• **Fragmento del documento**:
Óleo que se adereza en ocasiones con puntos de silicona, a modo de sarpullido. Ante la incapacidad de las palabras, se entrega a la pintura, al chafarrinón, al tatuaje del lienzo como expresión sensata de lo abyecto. Pintura que puede exigir la ofrenda de un tótem, sumando teatralidad. La teatralidad que también se manifiesta en cierta necesidad de estructura (en lugar de argumento) de las obras. No es por ello extraño que Torres García aparezca como invitado especial.

Lo real es impresentable (en el doble sentido), pero el pintor se las apaña de aquellas maneras (las suyas) para presentarlo, siendo que representarlo se hace imposible. Del cuaderno de bitácora de Jorge Vicén copiaré sus confesiones poéticas: “No nos vale el habla y debemos mentir”, dice. “No me explico –anota luego– cuál es la razón, esa terrible obsesión por la copia, aunque sólo sea para demostrar nuestra presencia como espectadores de prisiones que embalsaman el fluir en estúpidas sombras de esqueletos en cajas de cerillas debajo de tu cama”. 

Esa presencia como espectador de las prisiones tiene que ver con experiencias privadas, con un largo ingreso hospitalario, con el trato profesional con pacientes psiquiátricos. Es por eso que la cárcel será uno de los asuntos de sus cuadros. El otro, la vida recuperada como un más allá alucinatorio, tras el paso por la muerte. Aunque más que de motivos, se trata de perspectivas.

• **Tarea 1**:
Según el fragmento, ¿cuáles son los dos asuntos de los cuadros de Vicén?
• **Tarea 2**:
Indica si cada afirmación concuerda con el fragmento y cita las palabras que lo deciden.
(a) El pintor sostiene que el habla nos basta.
(b) La presencia como espectador de las prisiones tiene que ver con un largo ingreso hospitalario.
(c) Las obras muestran necesidad de argumento en lugar de estructura.
• **Tarea 3**:
Copia el tramo del fragmento que va desde "Óleo que se" hasta "como invitado especial.".

• **Información extraída**:

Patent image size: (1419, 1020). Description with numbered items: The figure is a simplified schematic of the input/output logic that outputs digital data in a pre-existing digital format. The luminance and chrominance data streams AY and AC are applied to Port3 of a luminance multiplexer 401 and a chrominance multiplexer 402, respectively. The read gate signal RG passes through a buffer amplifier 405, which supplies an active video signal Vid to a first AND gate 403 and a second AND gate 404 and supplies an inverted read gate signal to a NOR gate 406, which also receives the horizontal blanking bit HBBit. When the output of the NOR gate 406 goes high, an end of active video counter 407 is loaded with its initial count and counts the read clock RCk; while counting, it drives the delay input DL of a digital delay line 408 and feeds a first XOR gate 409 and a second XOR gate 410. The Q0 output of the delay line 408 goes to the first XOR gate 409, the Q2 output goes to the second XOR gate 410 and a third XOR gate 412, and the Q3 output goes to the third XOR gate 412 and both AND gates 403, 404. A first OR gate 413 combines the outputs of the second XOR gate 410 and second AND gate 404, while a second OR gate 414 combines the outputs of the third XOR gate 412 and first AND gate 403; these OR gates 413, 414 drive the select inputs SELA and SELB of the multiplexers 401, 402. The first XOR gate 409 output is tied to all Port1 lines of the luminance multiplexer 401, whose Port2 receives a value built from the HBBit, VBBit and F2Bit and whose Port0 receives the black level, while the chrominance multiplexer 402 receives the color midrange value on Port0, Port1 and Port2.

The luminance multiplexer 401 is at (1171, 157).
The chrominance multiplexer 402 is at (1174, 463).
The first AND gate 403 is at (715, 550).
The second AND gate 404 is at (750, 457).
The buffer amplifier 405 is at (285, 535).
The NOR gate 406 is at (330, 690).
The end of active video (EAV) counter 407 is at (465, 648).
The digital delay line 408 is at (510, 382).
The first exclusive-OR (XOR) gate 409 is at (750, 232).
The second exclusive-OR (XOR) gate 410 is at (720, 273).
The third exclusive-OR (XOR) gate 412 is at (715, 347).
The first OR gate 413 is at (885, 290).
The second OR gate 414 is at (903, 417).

• **Respuesta 1**:
La cárcel y la vida recuperada como un más allá alucinatorio, tras el paso por la muerte.

• **Respuesta 2**:
(a) No: "No nos vale el habla y debemos mentir".
(b) Sí: "con un largo ingreso hospitalario".
(c) No: "cierta necesidad de estructura (en lugar de argumento)".

• **Respuesta 3**:
Óleo que se adereza en ocasiones con puntos de silicona, a modo de sarpullido. Ante la incapacidad de las palabras, se entrega a la pintura, al chafarrinón, al tatuaje del lienzo como expresión sensata de lo abyecto. Pintura que puede exigir la ofrenda de un tótem, sumando teatralidad. La teatralidad que también se manifiesta en cierta necesidad de estructura (en lugar de argumento) de las obras. No es por ello extraño que Torres García aparezca como invitado especial.